**Work required:** State how many lines of the records contain the string "screenshot", and give no other information.

**Given entries:**
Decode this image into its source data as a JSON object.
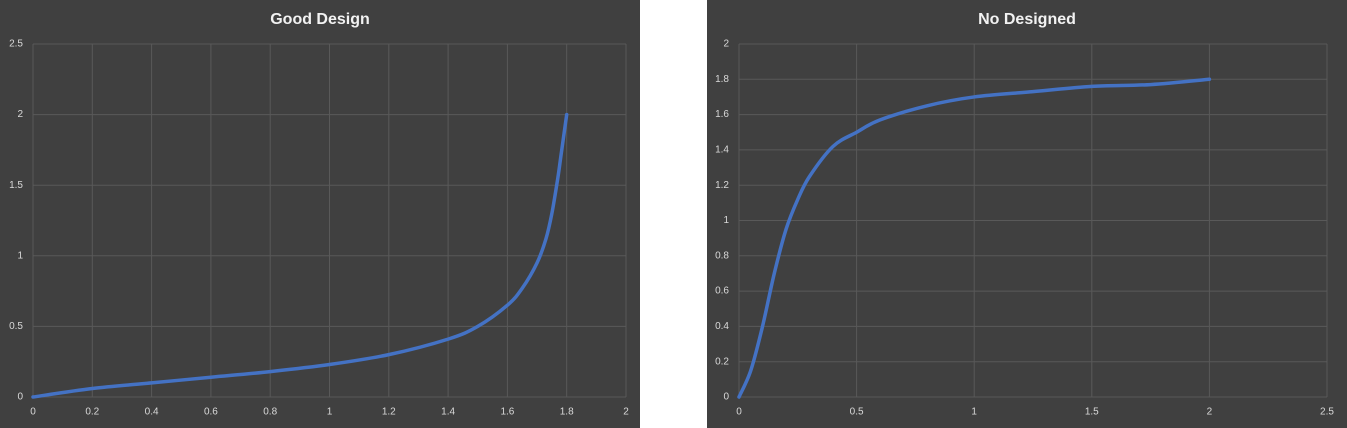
{
  "chart_data": [
    {
      "type": "line",
      "title": "Good Design",
      "x": [
        0,
        0.2,
        0.4,
        0.6,
        0.8,
        1.0,
        1.2,
        1.4,
        1.5,
        1.6,
        1.65,
        1.7,
        1.73,
        1.75,
        1.77,
        1.78,
        1.79,
        1.8
      ],
      "values": [
        0,
        0.06,
        0.1,
        0.14,
        0.18,
        0.23,
        0.3,
        0.41,
        0.5,
        0.65,
        0.77,
        0.95,
        1.12,
        1.3,
        1.55,
        1.7,
        1.85,
        2
      ],
      "color": "#4472c4",
      "xlim": [
        0,
        2
      ],
      "xticks": [
        0,
        0.2,
        0.4,
        0.6,
        0.8,
        1,
        1.2,
        1.4,
        1.6,
        1.8,
        2
      ],
      "ylim": [
        0,
        2.5
      ],
      "yticks": [
        0,
        0.5,
        1,
        1.5,
        2,
        2.5
      ],
      "grid": true
    },
    {
      "type": "line",
      "title": "No Designed",
      "x": [
        0,
        0.05,
        0.1,
        0.15,
        0.2,
        0.25,
        0.3,
        0.4,
        0.5,
        0.6,
        0.8,
        1,
        1.25,
        1.5,
        1.75,
        2
      ],
      "values": [
        0,
        0.15,
        0.4,
        0.7,
        0.95,
        1.12,
        1.25,
        1.42,
        1.5,
        1.57,
        1.65,
        1.7,
        1.73,
        1.76,
        1.77,
        1.8
      ],
      "color": "#4472c4",
      "xlim": [
        0,
        2.5
      ],
      "xticks": [
        0,
        0.5,
        1,
        1.5,
        2,
        2.5
      ],
      "ylim": [
        0,
        2
      ],
      "yticks": [
        0,
        0.2,
        0.4,
        0.6,
        0.8,
        1,
        1.2,
        1.4,
        1.6,
        1.8,
        2
      ],
      "grid": true
    }
  ]
}
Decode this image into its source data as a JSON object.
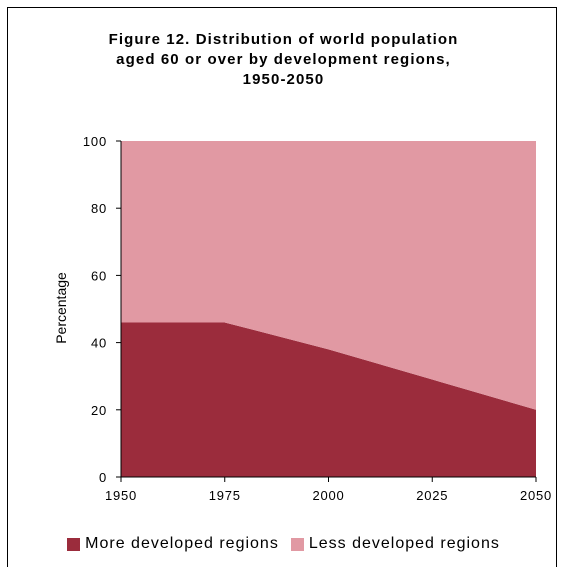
{
  "colors": {
    "more_developed": "#9b2c3c",
    "less_developed": "#e199a3"
  },
  "chart_data": {
    "type": "area",
    "stacked": true,
    "title_lines": [
      "Figure 12.  Distribution of world population",
      "aged 60 or over by development regions,",
      "1950-2050"
    ],
    "xlabel": "",
    "ylabel": "Percentage",
    "x": [
      1950,
      1975,
      2000,
      2025,
      2050
    ],
    "x_ticks": [
      "1950",
      "1975",
      "2000",
      "2025",
      "2050"
    ],
    "y_ticks": [
      "0",
      "20",
      "40",
      "60",
      "80",
      "100"
    ],
    "ylim": [
      0,
      100
    ],
    "series": [
      {
        "name": "More developed regions",
        "values": [
          46,
          46,
          38,
          29,
          20
        ]
      },
      {
        "name": "Less developed regions",
        "values": [
          54,
          54,
          62,
          71,
          80
        ]
      }
    ],
    "legend_position": "bottom",
    "grid": false
  }
}
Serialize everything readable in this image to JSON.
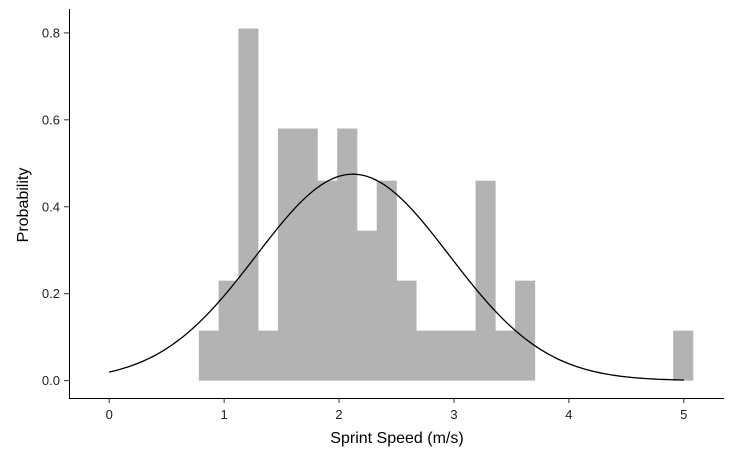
{
  "chart_data": {
    "type": "bar",
    "subtype": "histogram-with-density-curve",
    "xlabel": "Sprint Speed (m/s)",
    "ylabel": "Probability",
    "xlim": [
      -0.35,
      5.35
    ],
    "ylim": [
      -0.04,
      0.855
    ],
    "xticks": [
      0,
      1,
      2,
      3,
      4,
      5
    ],
    "xtick_labels": [
      "0",
      "1",
      "2",
      "3",
      "4",
      "5"
    ],
    "yticks": [
      0.0,
      0.2,
      0.4,
      0.6,
      0.8
    ],
    "ytick_labels": [
      "0.0",
      "0.2",
      "0.4",
      "0.6",
      "0.8"
    ],
    "bin_width": 0.172,
    "bins": [
      {
        "start": 0.78,
        "value": 0.115
      },
      {
        "start": 0.952,
        "value": 0.23
      },
      {
        "start": 1.124,
        "value": 0.81
      },
      {
        "start": 1.296,
        "value": 0.115
      },
      {
        "start": 1.468,
        "value": 0.58
      },
      {
        "start": 1.64,
        "value": 0.58
      },
      {
        "start": 1.812,
        "value": 0.46
      },
      {
        "start": 1.984,
        "value": 0.58
      },
      {
        "start": 2.156,
        "value": 0.345
      },
      {
        "start": 2.328,
        "value": 0.46
      },
      {
        "start": 2.5,
        "value": 0.23
      },
      {
        "start": 2.672,
        "value": 0.115
      },
      {
        "start": 2.844,
        "value": 0.115
      },
      {
        "start": 3.016,
        "value": 0.115
      },
      {
        "start": 3.188,
        "value": 0.46
      },
      {
        "start": 3.36,
        "value": 0.115
      },
      {
        "start": 3.532,
        "value": 0.23
      },
      {
        "start": 4.908,
        "value": 0.115
      }
    ],
    "density_curve": {
      "distribution": "normal",
      "mean": 2.12,
      "sd": 0.84,
      "x_range": [
        0.0,
        5.0
      ]
    },
    "bar_color": "#b3b3b3",
    "curve_color": "#000000",
    "grid": false,
    "legend": "none"
  }
}
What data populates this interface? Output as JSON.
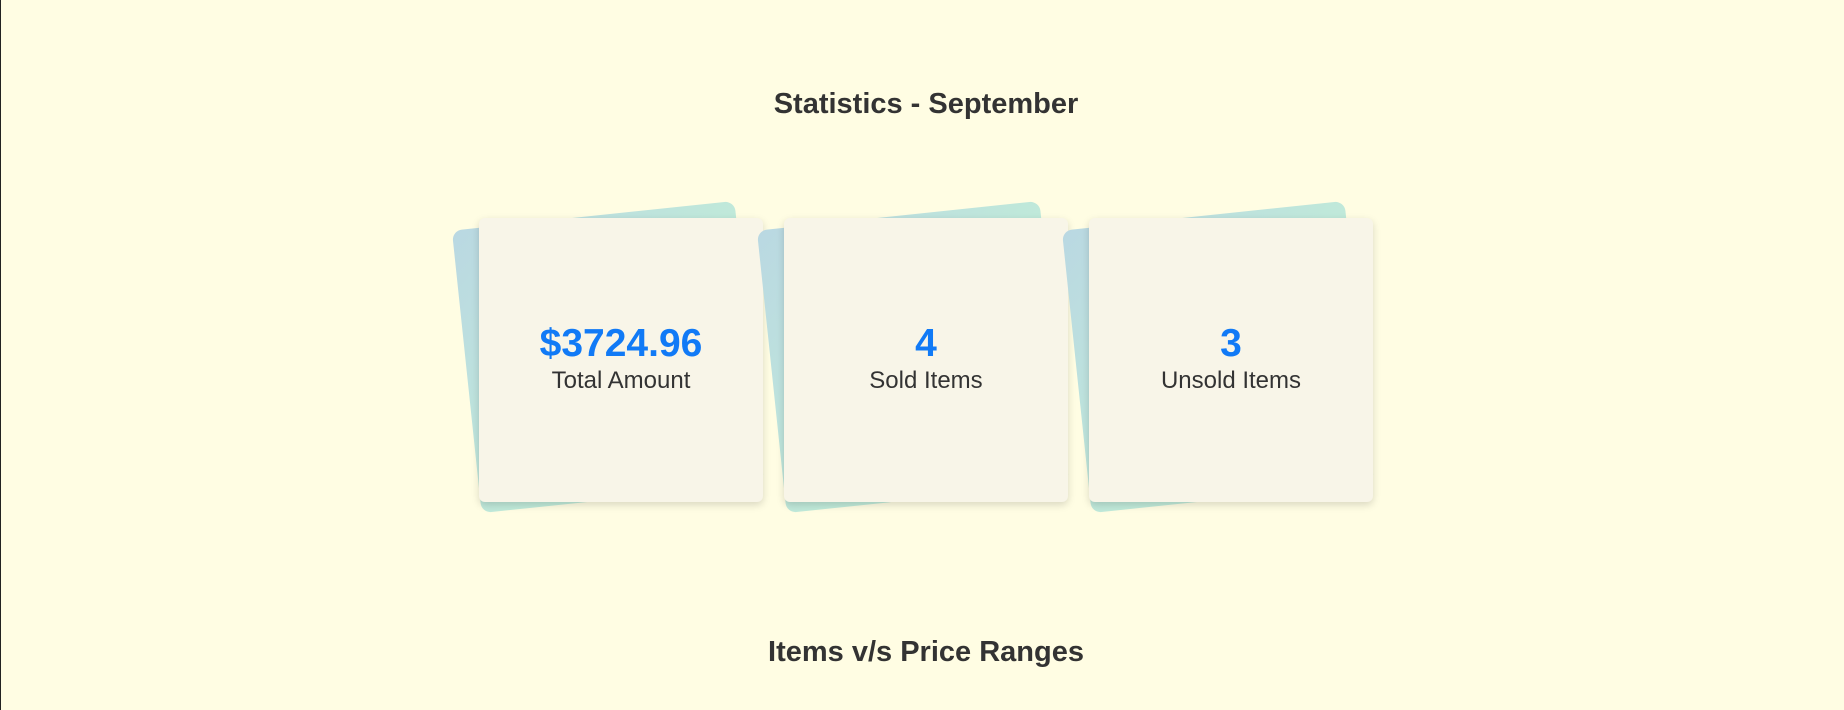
{
  "header": {
    "title": "Statistics - September"
  },
  "stats": [
    {
      "value": "$3724.96",
      "label": "Total Amount"
    },
    {
      "value": "4",
      "label": "Sold Items"
    },
    {
      "value": "3",
      "label": "Unsold Items"
    }
  ],
  "chart_section": {
    "title": "Items v/s Price Ranges"
  },
  "colors": {
    "background": "#fffde3",
    "accent": "#117af6",
    "card": "#f8f5e8",
    "card_back": "#c0ead9"
  }
}
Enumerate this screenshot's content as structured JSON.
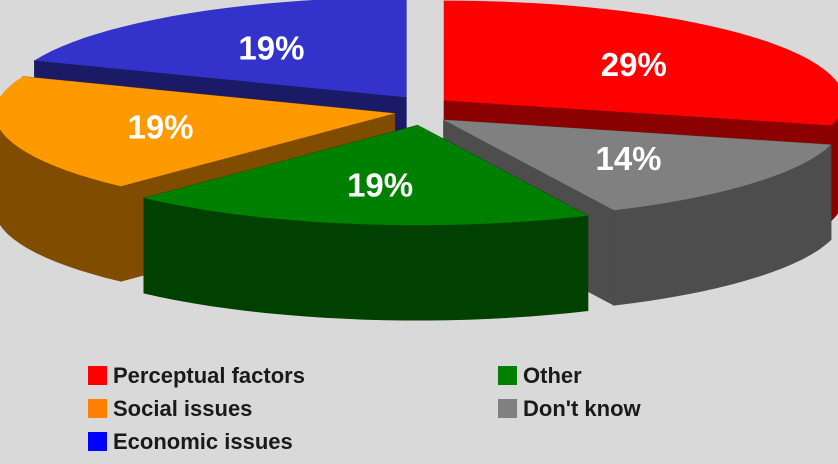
{
  "chart_data": {
    "type": "pie",
    "title": "",
    "categories": [
      "Perceptual factors",
      "Other",
      "Social issues",
      "Don't know",
      "Economic issues"
    ],
    "slices": [
      {
        "label": "Perceptual factors",
        "value": 29,
        "value_label": "29%",
        "color": "#ff0000",
        "side_color": "#8b0000"
      },
      {
        "label": "Don't know",
        "value": 14,
        "value_label": "14%",
        "color": "#808080",
        "side_color": "#4d4d4d"
      },
      {
        "label": "Other",
        "value": 19,
        "value_label": "19%",
        "color": "#008000",
        "side_color": "#004000"
      },
      {
        "label": "Social issues",
        "value": 19,
        "value_label": "19%",
        "color": "#ff9900",
        "side_color": "#7f4c00"
      },
      {
        "label": "Economic issues",
        "value": 19,
        "value_label": "19%",
        "color": "#3333cc",
        "side_color": "#1a1a66"
      }
    ],
    "legend_position": "bottom",
    "exploded": true,
    "three_d": true
  },
  "legend": {
    "items": [
      {
        "label": "Perceptual factors",
        "color": "#ff0000"
      },
      {
        "label": "Other",
        "color": "#008000"
      },
      {
        "label": "Social issues",
        "color": "#ff8000"
      },
      {
        "label": "Don't know",
        "color": "#808080"
      },
      {
        "label": "Economic issues",
        "color": "#0000ff"
      }
    ]
  }
}
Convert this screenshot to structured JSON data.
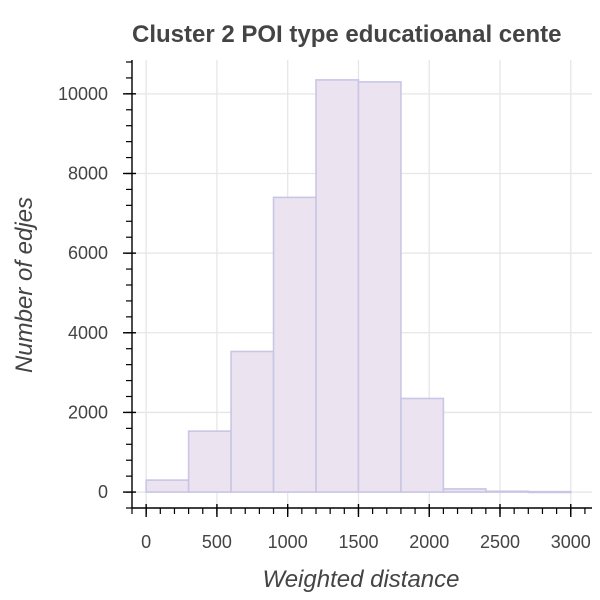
{
  "colors": {
    "bar_fill": "#ece3f1",
    "bar_stroke": "#c9c6e5",
    "grid": "#e6e6e6",
    "axis": "#000000",
    "text": "#444444"
  },
  "chart_data": {
    "type": "bar",
    "title": "Cluster 2 POI type educatioanal cente",
    "xlabel": "Weighted distance",
    "ylabel": "Number of edjes",
    "bin_edges": [
      0,
      300,
      600,
      900,
      1200,
      1500,
      1800,
      2100,
      2400,
      2700,
      3000
    ],
    "values": [
      300,
      1530,
      3530,
      7400,
      10350,
      10300,
      2350,
      80,
      20,
      10
    ],
    "xlim": [
      -100,
      3150
    ],
    "ylim": [
      -400,
      10850
    ],
    "x_ticks": [
      0,
      500,
      1000,
      1500,
      2000,
      2500,
      3000
    ],
    "y_ticks": [
      0,
      2000,
      4000,
      6000,
      8000,
      10000
    ],
    "x_tick_labels": [
      "0",
      "500",
      "1000",
      "1500",
      "2000",
      "2500",
      "3000"
    ],
    "y_tick_labels": [
      "0",
      "2000",
      "4000",
      "6000",
      "8000",
      "10000"
    ],
    "grid": true,
    "legend": "none"
  }
}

**Answer below:** 2